→ **Task prompt**: Every line that contains the word "correct" should be copied.

* * * * *

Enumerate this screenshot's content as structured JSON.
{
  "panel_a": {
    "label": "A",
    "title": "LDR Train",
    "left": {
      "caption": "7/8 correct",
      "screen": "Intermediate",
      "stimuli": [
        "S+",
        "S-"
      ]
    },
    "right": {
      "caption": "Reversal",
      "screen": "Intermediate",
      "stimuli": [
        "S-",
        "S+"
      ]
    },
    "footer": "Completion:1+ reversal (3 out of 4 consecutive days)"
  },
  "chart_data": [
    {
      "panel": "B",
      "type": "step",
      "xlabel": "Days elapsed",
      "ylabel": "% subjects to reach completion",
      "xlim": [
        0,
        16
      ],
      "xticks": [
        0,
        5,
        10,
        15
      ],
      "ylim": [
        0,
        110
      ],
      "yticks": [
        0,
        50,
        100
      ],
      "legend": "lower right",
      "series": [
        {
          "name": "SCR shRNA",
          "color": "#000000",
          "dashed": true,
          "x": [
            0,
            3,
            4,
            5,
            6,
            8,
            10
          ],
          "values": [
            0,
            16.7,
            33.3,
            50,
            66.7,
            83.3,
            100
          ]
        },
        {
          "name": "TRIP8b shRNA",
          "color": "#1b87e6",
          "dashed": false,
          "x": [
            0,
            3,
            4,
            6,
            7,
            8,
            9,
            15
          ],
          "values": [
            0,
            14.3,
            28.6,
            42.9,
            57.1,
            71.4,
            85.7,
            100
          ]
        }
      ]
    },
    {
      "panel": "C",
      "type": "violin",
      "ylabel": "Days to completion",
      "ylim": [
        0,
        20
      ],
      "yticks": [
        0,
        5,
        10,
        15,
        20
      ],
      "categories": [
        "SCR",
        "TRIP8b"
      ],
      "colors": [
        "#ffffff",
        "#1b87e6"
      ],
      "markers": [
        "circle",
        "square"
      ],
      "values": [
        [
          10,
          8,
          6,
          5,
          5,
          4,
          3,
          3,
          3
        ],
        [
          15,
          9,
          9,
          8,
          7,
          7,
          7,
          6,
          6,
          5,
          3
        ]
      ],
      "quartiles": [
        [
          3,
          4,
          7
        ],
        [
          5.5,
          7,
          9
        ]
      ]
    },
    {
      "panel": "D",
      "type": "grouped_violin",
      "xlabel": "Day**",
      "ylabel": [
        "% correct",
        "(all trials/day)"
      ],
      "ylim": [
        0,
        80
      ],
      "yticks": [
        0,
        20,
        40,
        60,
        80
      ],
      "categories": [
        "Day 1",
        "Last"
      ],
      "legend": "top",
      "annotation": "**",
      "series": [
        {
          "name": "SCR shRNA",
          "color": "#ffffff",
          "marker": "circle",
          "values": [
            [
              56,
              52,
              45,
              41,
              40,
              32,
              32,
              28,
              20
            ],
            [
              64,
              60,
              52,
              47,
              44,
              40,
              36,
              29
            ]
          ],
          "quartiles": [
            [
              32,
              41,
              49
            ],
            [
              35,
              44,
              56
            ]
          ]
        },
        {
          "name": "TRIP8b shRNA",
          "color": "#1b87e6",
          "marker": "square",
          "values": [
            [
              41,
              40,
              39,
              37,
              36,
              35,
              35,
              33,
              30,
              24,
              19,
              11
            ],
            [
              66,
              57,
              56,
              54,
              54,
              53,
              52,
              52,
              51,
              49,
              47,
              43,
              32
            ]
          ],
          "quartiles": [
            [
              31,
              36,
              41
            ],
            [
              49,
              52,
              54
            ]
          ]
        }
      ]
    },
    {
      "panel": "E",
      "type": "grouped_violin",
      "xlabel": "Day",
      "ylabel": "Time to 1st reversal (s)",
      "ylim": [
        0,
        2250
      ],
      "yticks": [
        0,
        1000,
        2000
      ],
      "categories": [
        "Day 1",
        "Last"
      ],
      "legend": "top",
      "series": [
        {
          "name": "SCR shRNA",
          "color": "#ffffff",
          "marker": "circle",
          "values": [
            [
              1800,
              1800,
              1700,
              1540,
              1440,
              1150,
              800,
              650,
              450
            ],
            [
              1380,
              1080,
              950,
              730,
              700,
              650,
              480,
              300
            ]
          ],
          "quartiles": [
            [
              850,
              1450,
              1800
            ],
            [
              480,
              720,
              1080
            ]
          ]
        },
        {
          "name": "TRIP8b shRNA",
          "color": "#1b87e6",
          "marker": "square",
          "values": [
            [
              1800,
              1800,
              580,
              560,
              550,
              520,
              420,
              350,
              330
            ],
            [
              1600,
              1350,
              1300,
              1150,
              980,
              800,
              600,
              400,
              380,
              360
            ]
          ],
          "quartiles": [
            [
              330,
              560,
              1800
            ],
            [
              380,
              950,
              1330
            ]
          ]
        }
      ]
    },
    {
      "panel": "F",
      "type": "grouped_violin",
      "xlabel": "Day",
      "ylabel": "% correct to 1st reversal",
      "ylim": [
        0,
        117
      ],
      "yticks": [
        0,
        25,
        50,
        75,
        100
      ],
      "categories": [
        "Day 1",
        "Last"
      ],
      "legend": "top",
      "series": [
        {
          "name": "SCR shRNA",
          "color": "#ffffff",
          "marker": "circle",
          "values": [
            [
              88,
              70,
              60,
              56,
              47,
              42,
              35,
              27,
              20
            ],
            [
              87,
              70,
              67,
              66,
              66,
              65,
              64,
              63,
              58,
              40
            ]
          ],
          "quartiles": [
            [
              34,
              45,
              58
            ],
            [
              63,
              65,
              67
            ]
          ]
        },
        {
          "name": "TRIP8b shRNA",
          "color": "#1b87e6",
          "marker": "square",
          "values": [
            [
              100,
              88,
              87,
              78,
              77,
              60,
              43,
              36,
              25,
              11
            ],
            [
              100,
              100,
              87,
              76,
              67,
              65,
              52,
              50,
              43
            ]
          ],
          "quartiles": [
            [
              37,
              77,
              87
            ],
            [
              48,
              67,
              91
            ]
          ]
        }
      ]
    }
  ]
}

* * * * *

→ **Output for this task**:
      "caption": "7/8 correct",
        "% correct",
      "ylabel": "% correct to 1st reversal",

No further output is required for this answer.